I’m tired. I’m tired, literally and figuratively, over getting sleep-shamed. How often have we been confronted with the number of sleep hours one must have to gain benefits? How often are we informed that the lack of sleep equals significantly diminished returns?
Whenever an issue arises, such as waking up tired, someone asks, “How much sleep did you get?”
You are irritable, hungry, anxious, depressed, have a cold, lack enthusiasm at the gym, don’t work as hard on a project one day, or feel a little anti-social, and immediately the total hours you slept the night before becomes the biggest contributor to your misery! And it’s all your fault!
How much sleep one gets has become the standard for blaming the victim! As if four hours is the equivalent of a next-day walk-of-shame down the street, only in slippers.
I’m not a great sleeper, never have been (and have recently accepted) I probably never will be. I come from a large family of bad sleepers, too!
Growing up in a family of eight kids, two parents, and a dog, one could easily find another insomniac at any hour of the night.
Before you say it, yes, I’ve tried it! I promise I have attempted the hell out of it—pills, herbs, tea, meditation, gummies, sound machines, sleep apps, fans, earplugs, and temperature controls.

LISTED ENTRIES
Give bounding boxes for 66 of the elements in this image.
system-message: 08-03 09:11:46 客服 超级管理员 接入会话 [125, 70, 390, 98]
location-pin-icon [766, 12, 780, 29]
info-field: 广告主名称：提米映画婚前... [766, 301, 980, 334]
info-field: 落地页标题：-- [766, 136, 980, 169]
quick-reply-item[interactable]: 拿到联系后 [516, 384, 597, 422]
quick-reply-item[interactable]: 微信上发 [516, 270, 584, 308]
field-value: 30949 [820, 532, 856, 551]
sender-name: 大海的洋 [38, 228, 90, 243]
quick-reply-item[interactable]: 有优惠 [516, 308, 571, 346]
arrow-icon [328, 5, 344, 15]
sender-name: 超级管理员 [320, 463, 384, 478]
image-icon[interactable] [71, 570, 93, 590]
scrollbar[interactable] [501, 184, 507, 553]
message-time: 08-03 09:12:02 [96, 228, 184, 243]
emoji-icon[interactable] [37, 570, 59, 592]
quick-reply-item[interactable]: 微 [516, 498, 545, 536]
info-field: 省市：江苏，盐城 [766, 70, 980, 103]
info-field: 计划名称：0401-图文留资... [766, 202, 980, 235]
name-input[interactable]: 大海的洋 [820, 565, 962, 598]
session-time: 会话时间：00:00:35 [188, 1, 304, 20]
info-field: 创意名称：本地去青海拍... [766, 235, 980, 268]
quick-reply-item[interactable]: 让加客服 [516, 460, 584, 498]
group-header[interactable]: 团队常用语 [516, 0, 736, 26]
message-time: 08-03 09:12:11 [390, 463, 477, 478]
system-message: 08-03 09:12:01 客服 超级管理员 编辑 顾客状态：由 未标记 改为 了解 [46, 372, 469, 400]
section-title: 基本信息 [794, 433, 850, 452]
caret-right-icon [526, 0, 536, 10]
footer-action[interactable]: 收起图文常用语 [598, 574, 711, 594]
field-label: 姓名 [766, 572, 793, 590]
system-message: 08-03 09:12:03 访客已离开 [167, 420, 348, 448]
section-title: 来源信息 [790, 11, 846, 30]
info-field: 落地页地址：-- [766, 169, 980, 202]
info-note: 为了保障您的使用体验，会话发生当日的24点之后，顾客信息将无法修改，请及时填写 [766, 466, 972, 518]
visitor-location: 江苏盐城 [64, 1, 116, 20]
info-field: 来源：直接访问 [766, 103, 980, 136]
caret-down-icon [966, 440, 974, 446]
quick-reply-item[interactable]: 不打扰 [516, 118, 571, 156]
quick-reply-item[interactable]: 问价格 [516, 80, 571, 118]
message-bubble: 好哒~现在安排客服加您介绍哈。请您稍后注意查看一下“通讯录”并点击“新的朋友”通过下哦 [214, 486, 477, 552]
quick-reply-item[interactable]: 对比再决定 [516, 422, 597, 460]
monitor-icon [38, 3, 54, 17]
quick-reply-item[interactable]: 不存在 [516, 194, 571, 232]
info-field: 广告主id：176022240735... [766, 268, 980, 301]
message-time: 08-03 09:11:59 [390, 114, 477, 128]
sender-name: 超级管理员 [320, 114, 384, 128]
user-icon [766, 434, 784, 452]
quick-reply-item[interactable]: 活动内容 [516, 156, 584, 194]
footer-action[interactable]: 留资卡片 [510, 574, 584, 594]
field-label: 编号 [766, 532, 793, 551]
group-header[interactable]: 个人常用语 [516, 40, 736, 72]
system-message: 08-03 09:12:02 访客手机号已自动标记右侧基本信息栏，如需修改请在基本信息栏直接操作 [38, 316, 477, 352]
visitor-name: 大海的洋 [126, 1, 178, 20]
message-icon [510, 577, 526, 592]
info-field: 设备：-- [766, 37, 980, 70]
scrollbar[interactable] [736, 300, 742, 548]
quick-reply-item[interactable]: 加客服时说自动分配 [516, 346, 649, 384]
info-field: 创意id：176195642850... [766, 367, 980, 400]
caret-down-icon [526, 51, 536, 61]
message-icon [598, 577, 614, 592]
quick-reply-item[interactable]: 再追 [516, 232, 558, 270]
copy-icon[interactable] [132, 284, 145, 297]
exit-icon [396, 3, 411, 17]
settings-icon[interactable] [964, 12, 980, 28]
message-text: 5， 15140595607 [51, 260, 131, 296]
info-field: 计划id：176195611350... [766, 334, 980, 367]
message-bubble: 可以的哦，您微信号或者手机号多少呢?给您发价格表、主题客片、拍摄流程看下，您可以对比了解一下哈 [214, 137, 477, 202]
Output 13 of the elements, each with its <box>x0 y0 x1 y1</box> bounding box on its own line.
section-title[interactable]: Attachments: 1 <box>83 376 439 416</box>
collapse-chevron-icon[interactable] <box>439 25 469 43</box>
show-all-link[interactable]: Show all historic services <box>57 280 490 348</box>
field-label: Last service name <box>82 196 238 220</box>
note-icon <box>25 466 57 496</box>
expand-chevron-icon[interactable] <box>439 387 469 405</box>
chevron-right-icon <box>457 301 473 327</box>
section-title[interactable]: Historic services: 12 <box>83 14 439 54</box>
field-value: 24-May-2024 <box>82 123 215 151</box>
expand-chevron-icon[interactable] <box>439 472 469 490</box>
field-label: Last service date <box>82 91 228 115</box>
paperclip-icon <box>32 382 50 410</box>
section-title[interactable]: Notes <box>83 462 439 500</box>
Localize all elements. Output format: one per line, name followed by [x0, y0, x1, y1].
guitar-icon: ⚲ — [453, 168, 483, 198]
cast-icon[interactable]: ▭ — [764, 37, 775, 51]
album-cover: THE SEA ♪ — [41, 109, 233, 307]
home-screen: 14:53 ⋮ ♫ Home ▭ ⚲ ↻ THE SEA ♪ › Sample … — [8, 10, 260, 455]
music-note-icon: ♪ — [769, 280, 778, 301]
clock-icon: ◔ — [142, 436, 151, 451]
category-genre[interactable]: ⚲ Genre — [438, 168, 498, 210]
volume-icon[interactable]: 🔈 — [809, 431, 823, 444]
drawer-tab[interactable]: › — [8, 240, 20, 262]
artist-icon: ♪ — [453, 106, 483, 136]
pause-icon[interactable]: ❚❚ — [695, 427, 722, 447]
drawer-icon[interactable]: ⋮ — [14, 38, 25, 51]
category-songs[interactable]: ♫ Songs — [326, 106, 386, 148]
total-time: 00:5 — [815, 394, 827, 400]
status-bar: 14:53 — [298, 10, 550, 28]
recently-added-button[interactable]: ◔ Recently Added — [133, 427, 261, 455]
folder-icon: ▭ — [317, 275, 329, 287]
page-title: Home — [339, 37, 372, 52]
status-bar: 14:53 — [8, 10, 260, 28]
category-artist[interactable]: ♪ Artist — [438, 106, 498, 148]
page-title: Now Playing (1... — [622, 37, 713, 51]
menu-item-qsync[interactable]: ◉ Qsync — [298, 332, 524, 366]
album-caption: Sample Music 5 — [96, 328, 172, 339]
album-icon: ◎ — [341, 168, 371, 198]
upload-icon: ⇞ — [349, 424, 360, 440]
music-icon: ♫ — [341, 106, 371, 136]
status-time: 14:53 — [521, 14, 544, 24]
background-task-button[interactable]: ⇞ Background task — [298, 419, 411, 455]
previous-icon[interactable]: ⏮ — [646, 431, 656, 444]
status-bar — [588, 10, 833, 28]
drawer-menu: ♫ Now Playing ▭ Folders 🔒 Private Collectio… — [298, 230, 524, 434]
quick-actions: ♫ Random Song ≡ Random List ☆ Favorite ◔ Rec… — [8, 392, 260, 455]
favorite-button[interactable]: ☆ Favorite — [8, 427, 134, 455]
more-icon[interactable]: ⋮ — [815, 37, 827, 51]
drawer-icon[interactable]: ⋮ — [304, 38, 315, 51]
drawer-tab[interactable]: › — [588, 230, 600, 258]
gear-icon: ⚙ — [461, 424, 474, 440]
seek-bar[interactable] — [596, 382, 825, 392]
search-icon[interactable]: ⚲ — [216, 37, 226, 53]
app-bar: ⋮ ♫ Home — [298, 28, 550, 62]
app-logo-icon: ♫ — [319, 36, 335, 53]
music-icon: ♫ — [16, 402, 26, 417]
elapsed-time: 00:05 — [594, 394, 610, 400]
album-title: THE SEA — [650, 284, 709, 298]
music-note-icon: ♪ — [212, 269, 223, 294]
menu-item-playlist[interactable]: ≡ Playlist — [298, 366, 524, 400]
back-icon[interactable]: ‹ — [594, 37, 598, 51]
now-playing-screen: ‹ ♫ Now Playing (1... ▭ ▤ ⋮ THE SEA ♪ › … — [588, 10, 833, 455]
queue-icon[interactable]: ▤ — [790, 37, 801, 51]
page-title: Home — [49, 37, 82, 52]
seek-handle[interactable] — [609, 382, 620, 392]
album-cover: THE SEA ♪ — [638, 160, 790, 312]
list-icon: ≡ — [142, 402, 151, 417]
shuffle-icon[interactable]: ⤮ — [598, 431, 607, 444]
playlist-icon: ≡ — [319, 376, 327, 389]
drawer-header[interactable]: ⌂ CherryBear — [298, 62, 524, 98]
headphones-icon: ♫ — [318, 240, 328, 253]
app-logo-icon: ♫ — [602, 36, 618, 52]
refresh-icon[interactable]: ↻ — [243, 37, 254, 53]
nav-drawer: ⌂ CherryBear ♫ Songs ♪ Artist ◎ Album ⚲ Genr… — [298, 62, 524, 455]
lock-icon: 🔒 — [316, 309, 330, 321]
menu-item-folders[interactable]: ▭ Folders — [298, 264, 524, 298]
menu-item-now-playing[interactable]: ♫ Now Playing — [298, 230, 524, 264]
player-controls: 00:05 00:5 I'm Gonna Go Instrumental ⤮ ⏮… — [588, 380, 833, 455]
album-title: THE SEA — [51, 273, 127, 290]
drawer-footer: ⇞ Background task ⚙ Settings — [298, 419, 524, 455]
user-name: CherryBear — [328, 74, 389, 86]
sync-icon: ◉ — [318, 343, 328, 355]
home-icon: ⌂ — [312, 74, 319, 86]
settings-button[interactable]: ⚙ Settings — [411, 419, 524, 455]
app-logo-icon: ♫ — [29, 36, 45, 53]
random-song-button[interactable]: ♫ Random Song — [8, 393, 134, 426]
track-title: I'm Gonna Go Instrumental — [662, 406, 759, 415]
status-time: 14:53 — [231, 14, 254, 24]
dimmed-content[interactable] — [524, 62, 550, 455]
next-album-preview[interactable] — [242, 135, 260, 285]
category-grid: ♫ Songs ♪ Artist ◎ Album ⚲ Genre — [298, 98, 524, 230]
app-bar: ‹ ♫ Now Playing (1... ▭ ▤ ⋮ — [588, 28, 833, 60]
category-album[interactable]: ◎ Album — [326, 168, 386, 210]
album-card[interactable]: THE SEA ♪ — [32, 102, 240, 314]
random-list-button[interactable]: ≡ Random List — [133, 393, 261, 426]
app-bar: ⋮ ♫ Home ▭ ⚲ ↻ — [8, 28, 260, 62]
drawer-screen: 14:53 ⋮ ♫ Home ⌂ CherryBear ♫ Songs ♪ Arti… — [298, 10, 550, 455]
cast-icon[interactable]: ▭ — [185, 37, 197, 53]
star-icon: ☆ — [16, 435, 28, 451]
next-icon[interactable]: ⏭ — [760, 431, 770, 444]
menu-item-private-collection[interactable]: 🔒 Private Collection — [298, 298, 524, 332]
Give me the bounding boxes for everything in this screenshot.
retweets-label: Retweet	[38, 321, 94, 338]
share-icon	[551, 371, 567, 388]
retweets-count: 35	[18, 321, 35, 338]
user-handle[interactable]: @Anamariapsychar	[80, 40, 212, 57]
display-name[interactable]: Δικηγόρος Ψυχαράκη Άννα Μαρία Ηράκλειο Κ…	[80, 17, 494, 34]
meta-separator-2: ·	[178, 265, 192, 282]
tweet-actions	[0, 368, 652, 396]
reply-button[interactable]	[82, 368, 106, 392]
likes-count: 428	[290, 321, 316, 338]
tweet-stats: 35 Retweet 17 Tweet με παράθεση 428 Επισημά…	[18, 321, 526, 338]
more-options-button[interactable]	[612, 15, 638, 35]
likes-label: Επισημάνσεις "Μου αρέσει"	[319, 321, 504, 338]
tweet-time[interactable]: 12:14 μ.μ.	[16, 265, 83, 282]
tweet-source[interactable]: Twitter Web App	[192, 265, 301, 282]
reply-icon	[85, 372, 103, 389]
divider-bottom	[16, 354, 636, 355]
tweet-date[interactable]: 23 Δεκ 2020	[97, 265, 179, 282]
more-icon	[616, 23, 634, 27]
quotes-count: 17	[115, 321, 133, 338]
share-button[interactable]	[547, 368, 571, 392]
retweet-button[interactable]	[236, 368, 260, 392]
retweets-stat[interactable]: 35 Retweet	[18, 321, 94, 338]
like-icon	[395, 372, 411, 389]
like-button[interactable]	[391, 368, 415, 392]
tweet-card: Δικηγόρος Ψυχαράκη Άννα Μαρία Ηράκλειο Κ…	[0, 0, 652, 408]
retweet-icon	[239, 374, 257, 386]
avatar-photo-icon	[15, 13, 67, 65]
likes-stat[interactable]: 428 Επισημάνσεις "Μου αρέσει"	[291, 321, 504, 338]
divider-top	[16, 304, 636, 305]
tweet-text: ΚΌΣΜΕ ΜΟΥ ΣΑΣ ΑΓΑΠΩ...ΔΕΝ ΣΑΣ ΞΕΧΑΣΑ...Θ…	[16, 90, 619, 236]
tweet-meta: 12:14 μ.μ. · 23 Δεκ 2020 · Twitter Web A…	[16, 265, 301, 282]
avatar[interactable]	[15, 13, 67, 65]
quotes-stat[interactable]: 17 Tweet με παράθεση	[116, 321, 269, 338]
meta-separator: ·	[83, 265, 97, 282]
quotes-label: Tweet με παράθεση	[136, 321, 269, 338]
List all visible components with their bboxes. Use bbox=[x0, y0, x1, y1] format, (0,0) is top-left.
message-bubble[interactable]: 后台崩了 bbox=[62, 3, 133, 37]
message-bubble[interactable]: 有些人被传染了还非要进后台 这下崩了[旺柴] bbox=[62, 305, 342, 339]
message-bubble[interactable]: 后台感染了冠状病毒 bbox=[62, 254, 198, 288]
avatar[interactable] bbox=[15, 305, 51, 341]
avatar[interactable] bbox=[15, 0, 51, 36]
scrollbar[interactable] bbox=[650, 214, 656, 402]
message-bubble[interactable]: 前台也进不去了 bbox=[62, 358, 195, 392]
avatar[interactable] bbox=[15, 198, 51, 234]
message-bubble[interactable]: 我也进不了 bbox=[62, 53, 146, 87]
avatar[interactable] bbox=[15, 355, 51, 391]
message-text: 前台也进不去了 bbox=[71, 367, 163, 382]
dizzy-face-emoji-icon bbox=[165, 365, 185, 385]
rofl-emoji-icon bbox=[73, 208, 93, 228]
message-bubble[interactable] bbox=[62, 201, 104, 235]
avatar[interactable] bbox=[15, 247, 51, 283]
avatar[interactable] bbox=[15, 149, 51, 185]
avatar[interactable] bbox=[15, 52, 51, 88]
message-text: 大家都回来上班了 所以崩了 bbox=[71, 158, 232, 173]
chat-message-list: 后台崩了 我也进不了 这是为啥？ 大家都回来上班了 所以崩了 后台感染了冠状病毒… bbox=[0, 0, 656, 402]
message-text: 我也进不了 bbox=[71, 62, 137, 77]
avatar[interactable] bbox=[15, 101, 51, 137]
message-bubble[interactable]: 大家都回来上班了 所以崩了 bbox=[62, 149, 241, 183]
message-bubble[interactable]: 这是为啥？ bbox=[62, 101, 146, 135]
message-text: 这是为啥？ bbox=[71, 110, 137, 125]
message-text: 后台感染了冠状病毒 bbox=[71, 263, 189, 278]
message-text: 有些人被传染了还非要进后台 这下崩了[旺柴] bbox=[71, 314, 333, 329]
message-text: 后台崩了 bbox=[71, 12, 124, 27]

EXERCISES TO COMPLETE
1. In the text on sleep-shaming, how many children were in the family the author grew up in?
2. Update everything in the records from the start down through the line containing "quick-reply-item[interactable]: 对比再决定 [516, 422, 597, 460]", replacing "info-field" with "detail-field" and keeping all else unchanged.

COMPLETE ANSWERS
1. Eight.

2.
Give bounding boxes for 66 of the elements in this image.
system-message: 08-03 09:11:46 客服 超级管理员 接入会话 [125, 70, 390, 98]
location-pin-icon [766, 12, 780, 29]
detail-field: 广告主名称：提米映画婚前... [766, 301, 980, 334]
detail-field: 落地页标题：-- [766, 136, 980, 169]
quick-reply-item[interactable]: 拿到联系后 [516, 384, 597, 422]
quick-reply-item[interactable]: 微信上发 [516, 270, 584, 308]
field-value: 30949 [820, 532, 856, 551]
sender-name: 大海的洋 [38, 228, 90, 243]
quick-reply-item[interactable]: 有优惠 [516, 308, 571, 346]
arrow-icon [328, 5, 344, 15]
sender-name: 超级管理员 [320, 463, 384, 478]
image-icon[interactable] [71, 570, 93, 590]
scrollbar[interactable] [501, 184, 507, 553]
message-time: 08-03 09:12:02 [96, 228, 184, 243]
emoji-icon[interactable] [37, 570, 59, 592]
quick-reply-item[interactable]: 微 [516, 498, 545, 536]
detail-field: 省市：江苏，盐城 [766, 70, 980, 103]
detail-field: 计划名称：0401-图文留资... [766, 202, 980, 235]
name-input[interactable]: 大海的洋 [820, 565, 962, 598]
session-time: 会话时间：00:00:35 [188, 1, 304, 20]
detail-field: 创意名称：本地去青海拍... [766, 235, 980, 268]
quick-reply-item[interactable]: 让加客服 [516, 460, 584, 498]
group-header[interactable]: 团队常用语 [516, 0, 736, 26]
message-time: 08-03 09:12:11 [390, 463, 477, 478]
system-message: 08-03 09:12:01 客服 超级管理员 编辑 顾客状态：由 未标记 改为 了解 [46, 372, 469, 400]
section-title: 基本信息 [794, 433, 850, 452]
caret-right-icon [526, 0, 536, 10]
footer-action[interactable]: 收起图文常用语 [598, 574, 711, 594]
field-label: 姓名 [766, 572, 793, 590]
system-message: 08-03 09:12:03 访客已离开 [167, 420, 348, 448]
section-title: 来源信息 [790, 11, 846, 30]
detail-field: 落地页地址：-- [766, 169, 980, 202]
info-note: 为了保障您的使用体验，会话发生当日的24点之后，顾客信息将无法修改，请及时填写 [766, 466, 972, 518]
visitor-location: 江苏盐城 [64, 1, 116, 20]
detail-field: 来源：直接访问 [766, 103, 980, 136]
caret-down-icon [966, 440, 974, 446]
quick-reply-item[interactable]: 不打扰 [516, 118, 571, 156]
quick-reply-item[interactable]: 问价格 [516, 80, 571, 118]
message-bubble: 好哒~现在安排客服加您介绍哈。请您稍后注意查看一下“通讯录”并点击“新的朋友”通过下哦 [214, 486, 477, 552]
quick-reply-item[interactable]: 对比再决定 [516, 422, 597, 460]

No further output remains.